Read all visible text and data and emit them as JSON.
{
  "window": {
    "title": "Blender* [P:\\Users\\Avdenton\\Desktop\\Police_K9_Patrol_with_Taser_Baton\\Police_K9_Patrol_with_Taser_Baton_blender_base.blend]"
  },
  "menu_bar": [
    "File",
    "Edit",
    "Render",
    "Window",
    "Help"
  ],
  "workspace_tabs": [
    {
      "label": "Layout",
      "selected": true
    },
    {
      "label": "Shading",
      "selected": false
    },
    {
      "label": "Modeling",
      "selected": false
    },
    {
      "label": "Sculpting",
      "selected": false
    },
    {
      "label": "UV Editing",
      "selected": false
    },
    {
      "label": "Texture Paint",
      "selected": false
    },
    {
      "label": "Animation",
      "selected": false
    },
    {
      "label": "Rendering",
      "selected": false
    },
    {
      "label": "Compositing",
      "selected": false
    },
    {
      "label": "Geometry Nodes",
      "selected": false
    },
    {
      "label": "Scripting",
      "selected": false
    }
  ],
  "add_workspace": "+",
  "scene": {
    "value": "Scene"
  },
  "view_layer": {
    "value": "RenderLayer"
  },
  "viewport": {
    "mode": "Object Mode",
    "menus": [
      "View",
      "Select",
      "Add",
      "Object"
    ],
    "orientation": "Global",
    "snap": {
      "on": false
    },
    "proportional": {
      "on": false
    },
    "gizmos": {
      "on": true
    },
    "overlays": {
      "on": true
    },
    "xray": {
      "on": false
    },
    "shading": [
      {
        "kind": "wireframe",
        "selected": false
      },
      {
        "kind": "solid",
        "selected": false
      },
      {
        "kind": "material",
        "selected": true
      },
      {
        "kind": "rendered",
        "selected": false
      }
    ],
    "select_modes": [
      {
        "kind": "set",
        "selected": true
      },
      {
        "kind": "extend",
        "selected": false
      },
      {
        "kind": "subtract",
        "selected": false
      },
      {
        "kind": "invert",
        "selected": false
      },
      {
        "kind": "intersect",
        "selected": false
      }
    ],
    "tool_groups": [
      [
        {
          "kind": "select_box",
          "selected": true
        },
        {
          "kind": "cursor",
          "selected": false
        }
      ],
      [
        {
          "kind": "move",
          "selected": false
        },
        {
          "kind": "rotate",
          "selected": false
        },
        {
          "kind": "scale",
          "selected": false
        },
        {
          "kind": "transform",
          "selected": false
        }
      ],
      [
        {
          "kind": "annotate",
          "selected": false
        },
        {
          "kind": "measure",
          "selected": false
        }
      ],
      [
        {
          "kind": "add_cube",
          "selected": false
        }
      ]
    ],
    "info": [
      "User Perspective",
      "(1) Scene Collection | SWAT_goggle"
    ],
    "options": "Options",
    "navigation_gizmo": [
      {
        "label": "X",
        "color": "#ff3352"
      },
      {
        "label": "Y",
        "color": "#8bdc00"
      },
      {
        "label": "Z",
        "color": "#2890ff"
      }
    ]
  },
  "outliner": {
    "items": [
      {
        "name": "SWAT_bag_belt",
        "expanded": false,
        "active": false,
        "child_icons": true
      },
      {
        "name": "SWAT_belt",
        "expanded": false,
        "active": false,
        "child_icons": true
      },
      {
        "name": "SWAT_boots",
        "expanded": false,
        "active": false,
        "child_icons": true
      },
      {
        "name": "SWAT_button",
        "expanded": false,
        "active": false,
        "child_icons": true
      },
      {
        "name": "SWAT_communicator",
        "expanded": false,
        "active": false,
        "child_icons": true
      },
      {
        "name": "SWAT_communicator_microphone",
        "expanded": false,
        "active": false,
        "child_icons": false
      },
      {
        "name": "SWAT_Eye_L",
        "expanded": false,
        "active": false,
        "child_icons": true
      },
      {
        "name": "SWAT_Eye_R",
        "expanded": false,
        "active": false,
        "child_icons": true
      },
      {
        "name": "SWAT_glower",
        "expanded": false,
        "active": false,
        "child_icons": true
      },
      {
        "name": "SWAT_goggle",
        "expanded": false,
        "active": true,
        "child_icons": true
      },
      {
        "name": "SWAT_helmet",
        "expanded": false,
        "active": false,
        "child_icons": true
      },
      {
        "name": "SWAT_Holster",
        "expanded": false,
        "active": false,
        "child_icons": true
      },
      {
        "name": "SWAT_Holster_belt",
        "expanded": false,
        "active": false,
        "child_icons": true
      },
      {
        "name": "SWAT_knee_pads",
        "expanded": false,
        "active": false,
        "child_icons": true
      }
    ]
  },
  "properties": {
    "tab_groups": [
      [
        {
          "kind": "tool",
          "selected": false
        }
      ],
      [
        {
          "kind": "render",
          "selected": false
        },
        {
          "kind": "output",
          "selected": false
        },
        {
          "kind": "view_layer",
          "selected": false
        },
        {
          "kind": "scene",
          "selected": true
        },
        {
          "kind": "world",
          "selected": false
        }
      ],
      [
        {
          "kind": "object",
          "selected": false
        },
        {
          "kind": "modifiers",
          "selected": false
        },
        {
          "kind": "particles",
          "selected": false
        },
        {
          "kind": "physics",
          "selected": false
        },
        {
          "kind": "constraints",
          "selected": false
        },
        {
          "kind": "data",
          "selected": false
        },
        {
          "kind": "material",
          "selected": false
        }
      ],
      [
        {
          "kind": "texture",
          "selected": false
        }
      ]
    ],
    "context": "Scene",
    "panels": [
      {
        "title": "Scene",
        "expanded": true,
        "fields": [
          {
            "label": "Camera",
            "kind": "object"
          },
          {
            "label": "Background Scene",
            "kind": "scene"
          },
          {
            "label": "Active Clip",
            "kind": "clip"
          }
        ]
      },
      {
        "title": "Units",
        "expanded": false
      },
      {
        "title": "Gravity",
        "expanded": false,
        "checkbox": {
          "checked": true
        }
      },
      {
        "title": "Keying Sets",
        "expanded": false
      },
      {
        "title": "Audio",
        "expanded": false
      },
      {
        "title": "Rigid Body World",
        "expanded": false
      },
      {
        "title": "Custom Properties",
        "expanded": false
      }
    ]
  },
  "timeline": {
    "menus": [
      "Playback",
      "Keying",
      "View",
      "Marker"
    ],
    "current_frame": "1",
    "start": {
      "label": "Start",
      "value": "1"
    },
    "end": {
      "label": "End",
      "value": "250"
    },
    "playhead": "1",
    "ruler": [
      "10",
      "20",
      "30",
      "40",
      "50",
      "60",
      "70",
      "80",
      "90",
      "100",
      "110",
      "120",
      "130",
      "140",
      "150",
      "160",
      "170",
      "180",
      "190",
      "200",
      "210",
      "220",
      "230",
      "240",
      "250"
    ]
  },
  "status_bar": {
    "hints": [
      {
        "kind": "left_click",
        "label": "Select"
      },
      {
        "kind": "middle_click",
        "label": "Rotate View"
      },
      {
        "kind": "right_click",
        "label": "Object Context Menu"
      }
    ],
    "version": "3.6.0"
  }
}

○ ○ ○

◆ EXERCISE OBJECTIVE
Your task is to retype all of the records exactly.

◆ RESPONSE FOR THIS EXERCISE
Read all visible text and data and emit them as JSON.
{
  "window": {
    "title": "Blender* [P:\\Users\\Avdenton\\Desktop\\Police_K9_Patrol_with_Taser_Baton\\Police_K9_Patrol_with_Taser_Baton_blender_base.blend]"
  },
  "menu_bar": [
    "File",
    "Edit",
    "Render",
    "Window",
    "Help"
  ],
  "workspace_tabs": [
    {
      "label": "Layout",
      "selected": true
    },
    {
      "label": "Shading",
      "selected": false
    },
    {
      "label": "Modeling",
      "selected": false
    },
    {
      "label": "Sculpting",
      "selected": false
    },
    {
      "label": "UV Editing",
      "selected": false
    },
    {
      "label": "Texture Paint",
      "selected": false
    },
    {
      "label": "Animation",
      "selected": false
    },
    {
      "label": "Rendering",
      "selected": false
    },
    {
      "label": "Compositing",
      "selected": false
    },
    {
      "label": "Geometry Nodes",
      "selected": false
    },
    {
      "label": "Scripting",
      "selected": false
    }
  ],
  "add_workspace": "+",
  "scene": {
    "value": "Scene"
  },
  "view_layer": {
    "value": "RenderLayer"
  },
  "viewport": {
    "mode": "Object Mode",
    "menus": [
      "View",
      "Select",
      "Add",
      "Object"
    ],
    "orientation": "Global",
    "snap": {
      "on": false
    },
    "proportional": {
      "on": false
    },
    "gizmos": {
      "on": true
    },
    "overlays": {
      "on": true
    },
    "xray": {
      "on": false
    },
    "shading": [
      {
        "kind": "wireframe",
        "selected": false
      },
      {
        "kind": "solid",
        "selected": false
      },
      {
        "kind": "material",
        "selected": true
      },
      {
        "kind": "rendered",
        "selected": false
      }
    ],
    "select_modes": [
      {
        "kind": "set",
        "selected": true
      },
      {
        "kind": "extend",
        "selected": false
      },
      {
        "kind": "subtract",
        "selected": false
      },
      {
        "kind": "invert",
        "selected": false
      },
      {
        "kind": "intersect",
        "selected": false
      }
    ],
    "tool_groups": [
      [
        {
          "kind": "select_box",
          "selected": true
        },
        {
          "kind": "cursor",
          "selected": false
        }
      ],
      [
        {
          "kind": "move",
          "selected": false
        },
        {
          "kind": "rotate",
          "selected": false
        },
        {
          "kind": "scale",
          "selected": false
        },
        {
          "kind": "transform",
          "selected": false
        }
      ],
      [
        {
          "kind": "annotate",
          "selected": false
        },
        {
          "kind": "measure",
          "selected": false
        }
      ],
      [
        {
          "kind": "add_cube",
          "selected": false
        }
      ]
    ],
    "info": [
      "User Perspective",
      "(1) Scene Collection | SWAT_goggle"
    ],
    "options": "Options",
    "navigation_gizmo": [
      {
        "label": "X",
        "color": "#ff3352"
      },
      {
        "label": "Y",
        "color": "#8bdc00"
      },
      {
        "label": "Z",
        "color": "#2890ff"
      }
    ]
  },
  "outliner": {
    "items": [
      {
        "name": "SWAT_bag_belt",
        "expanded": false,
        "active": false,
        "child_icons": true
      },
      {
        "name": "SWAT_belt",
        "expanded": false,
        "active": false,
        "child_icons": true
      },
      {
        "name": "SWAT_boots",
        "expanded": false,
        "active": false,
        "child_icons": true
      },
      {
        "name": "SWAT_button",
        "expanded": false,
        "active": false,
        "child_icons": true
      },
      {
        "name": "SWAT_communicator",
        "expanded": false,
        "active": false,
        "child_icons": true
      },
      {
        "name": "SWAT_communicator_microphone",
        "expanded": false,
        "active": false,
        "child_icons": false
      },
      {
        "name": "SWAT_Eye_L",
        "expanded": false,
        "active": false,
        "child_icons": true
      },
      {
        "name": "SWAT_Eye_R",
        "expanded": false,
        "active": false,
        "child_icons": true
      },
      {
        "name": "SWAT_glower",
        "expanded": false,
        "active": false,
        "child_icons": true
      },
      {
        "name": "SWAT_goggle",
        "expanded": false,
        "active": true,
        "child_icons": true
      },
      {
        "name": "SWAT_helmet",
        "expanded": false,
        "active": false,
        "child_icons": true
      },
      {
        "name": "SWAT_Holster",
        "expanded": false,
        "active": false,
        "child_icons": true
      },
      {
        "name": "SWAT_Holster_belt",
        "expanded": false,
        "active": false,
        "child_icons": true
      },
      {
        "name": "SWAT_knee_pads",
        "expanded": false,
        "active": false,
        "child_icons": true
      }
    ]
  },
  "properties": {
    "tab_groups": [
      [
        {
          "kind": "tool",
          "selected": false
        }
      ],
      [
        {
          "kind": "render",
          "selected": false
        },
        {
          "kind": "output",
          "selected": false
        },
        {
          "kind": "view_layer",
          "selected": false
        },
        {
          "kind": "scene",
          "selected": true
        },
        {
          "kind": "world",
          "selected": false
        }
      ],
      [
        {
          "kind": "object",
          "selected": false
        },
        {
          "kind": "modifiers",
          "selected": false
        },
        {
          "kind": "particles",
          "selected": false
        },
        {
          "kind": "physics",
          "selected": false
        },
        {
          "kind": "constraints",
          "selected": false
        },
        {
          "kind": "data",
          "selected": false
        },
        {
          "kind": "material",
          "selected": false
        }
      ],
      [
        {
          "kind": "texture",
          "selected": false
        }
      ]
    ],
    "context": "Scene",
    "panels": [
      {
        "title": "Scene",
        "expanded": true,
        "fields": [
          {
            "label": "Camera",
            "kind": "object"
          },
          {
            "label": "Background Scene",
            "kind": "scene"
          },
          {
            "label": "Active Clip",
            "kind": "clip"
          }
        ]
      },
      {
        "title": "Units",
        "expanded": false
      },
      {
        "title": "Gravity",
        "expanded": false,
        "checkbox": {
          "checked": true
        }
      },
      {
        "title": "Keying Sets",
        "expanded": false
      },
      {
        "title": "Audio",
        "expanded": false
      },
      {
        "title": "Rigid Body World",
        "expanded": false
      },
      {
        "title": "Custom Properties",
        "expanded": false
      }
    ]
  },
  "timeline": {
    "menus": [
      "Playback",
      "Keying",
      "View",
      "Marker"
    ],
    "current_frame": "1",
    "start": {
      "label": "Start",
      "value": "1"
    },
    "end": {
      "label": "End",
      "value": "250"
    },
    "playhead": "1",
    "ruler": [
      "10",
      "20",
      "30",
      "40",
      "50",
      "60",
      "70",
      "80",
      "90",
      "100",
      "110",
      "120",
      "130",
      "140",
      "150",
      "160",
      "170",
      "180",
      "190",
      "200",
      "210",
      "220",
      "230",
      "240",
      "250"
    ]
  },
  "status_bar": {
    "hints": [
      {
        "kind": "left_click",
        "label": "Select"
      },
      {
        "kind": "middle_click",
        "label": "Rotate View"
      },
      {
        "kind": "right_click",
        "label": "Object Context Menu"
      }
    ],
    "version": "3.6.0"
  }
}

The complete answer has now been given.